→ REQUIRED WORK:
Work out how many lines contain "JSON". Reply with the count alone.

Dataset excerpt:
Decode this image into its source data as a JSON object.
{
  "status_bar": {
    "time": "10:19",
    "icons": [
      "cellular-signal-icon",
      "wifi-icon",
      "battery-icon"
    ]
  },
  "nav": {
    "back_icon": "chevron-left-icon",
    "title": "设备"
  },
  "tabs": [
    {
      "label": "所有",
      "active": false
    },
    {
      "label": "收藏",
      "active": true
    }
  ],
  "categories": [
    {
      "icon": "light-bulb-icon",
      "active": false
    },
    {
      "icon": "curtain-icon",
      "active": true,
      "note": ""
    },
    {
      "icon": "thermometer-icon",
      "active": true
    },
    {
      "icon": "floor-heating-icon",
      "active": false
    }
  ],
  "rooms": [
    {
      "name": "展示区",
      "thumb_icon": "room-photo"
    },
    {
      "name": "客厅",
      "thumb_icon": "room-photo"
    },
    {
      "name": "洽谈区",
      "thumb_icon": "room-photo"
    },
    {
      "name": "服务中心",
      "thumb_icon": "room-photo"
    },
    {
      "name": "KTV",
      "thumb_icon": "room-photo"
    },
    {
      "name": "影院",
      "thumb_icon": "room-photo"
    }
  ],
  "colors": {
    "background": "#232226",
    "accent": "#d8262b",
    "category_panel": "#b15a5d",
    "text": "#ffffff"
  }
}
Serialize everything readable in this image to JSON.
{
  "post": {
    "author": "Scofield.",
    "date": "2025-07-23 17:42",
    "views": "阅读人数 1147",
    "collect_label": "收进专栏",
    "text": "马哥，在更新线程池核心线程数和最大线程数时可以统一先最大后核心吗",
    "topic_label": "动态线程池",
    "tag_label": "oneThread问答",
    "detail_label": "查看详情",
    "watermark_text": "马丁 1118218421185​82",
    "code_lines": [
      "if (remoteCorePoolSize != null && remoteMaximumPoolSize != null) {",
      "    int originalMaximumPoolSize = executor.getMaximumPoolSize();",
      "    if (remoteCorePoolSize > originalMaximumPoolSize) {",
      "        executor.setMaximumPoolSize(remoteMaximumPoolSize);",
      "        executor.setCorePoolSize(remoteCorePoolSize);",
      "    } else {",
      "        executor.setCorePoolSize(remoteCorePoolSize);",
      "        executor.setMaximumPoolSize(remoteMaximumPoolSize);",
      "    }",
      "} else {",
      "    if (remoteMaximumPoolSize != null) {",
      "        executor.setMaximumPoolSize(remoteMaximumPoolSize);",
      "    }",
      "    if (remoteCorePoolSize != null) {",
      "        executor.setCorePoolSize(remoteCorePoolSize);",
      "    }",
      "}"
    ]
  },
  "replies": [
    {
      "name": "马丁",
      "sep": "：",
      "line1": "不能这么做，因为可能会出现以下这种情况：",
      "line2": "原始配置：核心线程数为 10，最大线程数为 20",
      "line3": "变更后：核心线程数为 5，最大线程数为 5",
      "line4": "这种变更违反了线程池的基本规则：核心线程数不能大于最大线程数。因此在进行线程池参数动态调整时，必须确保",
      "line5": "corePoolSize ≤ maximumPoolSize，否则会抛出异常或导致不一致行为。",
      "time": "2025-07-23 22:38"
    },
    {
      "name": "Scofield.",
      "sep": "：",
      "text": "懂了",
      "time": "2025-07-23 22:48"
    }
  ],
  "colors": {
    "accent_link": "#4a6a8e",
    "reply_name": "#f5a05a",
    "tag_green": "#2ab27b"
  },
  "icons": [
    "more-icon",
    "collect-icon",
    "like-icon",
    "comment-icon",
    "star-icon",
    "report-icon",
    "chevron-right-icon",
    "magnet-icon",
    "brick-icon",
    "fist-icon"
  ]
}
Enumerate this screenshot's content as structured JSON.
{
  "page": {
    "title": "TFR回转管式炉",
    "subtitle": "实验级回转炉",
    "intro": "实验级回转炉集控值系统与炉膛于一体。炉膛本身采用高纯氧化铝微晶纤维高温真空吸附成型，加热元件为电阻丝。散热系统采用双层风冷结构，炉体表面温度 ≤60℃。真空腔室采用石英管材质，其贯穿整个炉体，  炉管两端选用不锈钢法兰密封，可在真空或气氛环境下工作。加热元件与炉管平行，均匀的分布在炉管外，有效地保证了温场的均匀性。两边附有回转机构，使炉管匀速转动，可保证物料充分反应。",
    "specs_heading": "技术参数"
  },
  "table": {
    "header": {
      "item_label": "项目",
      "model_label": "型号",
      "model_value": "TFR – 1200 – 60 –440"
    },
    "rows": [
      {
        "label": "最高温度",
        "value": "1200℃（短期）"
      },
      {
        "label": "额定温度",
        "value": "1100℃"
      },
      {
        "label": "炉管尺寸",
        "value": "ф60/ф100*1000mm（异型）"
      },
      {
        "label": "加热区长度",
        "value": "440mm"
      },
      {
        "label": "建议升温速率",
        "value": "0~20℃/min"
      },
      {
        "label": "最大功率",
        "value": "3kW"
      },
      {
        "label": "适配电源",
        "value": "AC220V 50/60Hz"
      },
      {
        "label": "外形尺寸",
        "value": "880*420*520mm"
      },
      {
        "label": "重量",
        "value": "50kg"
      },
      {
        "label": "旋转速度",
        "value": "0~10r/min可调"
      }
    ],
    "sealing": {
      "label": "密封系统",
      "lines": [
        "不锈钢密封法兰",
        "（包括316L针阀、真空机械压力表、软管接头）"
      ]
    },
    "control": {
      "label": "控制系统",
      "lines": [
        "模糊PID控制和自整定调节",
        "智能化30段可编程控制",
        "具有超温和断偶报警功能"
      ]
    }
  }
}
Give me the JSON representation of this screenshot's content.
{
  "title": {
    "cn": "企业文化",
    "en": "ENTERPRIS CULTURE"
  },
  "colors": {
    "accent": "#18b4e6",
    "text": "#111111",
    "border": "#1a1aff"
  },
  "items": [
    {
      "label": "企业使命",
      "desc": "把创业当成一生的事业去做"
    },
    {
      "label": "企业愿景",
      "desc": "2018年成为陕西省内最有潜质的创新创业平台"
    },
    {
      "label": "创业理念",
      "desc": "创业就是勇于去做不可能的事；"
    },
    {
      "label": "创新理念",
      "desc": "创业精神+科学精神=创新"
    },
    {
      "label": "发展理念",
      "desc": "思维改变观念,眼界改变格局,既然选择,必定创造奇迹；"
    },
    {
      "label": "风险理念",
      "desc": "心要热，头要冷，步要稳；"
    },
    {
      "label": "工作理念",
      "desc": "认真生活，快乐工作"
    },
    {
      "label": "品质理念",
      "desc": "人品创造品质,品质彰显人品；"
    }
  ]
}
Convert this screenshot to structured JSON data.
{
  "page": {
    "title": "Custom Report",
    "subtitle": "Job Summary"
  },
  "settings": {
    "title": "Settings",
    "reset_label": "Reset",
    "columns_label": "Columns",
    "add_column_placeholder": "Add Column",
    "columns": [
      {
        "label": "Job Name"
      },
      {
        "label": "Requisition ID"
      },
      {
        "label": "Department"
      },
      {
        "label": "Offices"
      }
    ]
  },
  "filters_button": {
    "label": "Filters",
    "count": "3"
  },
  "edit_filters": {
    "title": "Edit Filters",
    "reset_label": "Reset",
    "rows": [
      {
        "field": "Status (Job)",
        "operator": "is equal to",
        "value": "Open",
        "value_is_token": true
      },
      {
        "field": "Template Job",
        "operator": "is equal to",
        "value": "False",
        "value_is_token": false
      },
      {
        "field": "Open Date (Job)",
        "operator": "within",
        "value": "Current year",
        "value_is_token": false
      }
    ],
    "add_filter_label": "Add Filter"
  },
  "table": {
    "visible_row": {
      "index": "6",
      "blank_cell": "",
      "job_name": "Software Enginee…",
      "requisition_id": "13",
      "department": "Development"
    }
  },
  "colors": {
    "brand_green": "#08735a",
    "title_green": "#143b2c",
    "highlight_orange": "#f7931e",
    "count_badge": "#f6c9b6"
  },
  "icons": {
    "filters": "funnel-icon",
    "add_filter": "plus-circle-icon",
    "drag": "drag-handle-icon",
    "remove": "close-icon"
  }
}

→ CORRECT ANSWER:
5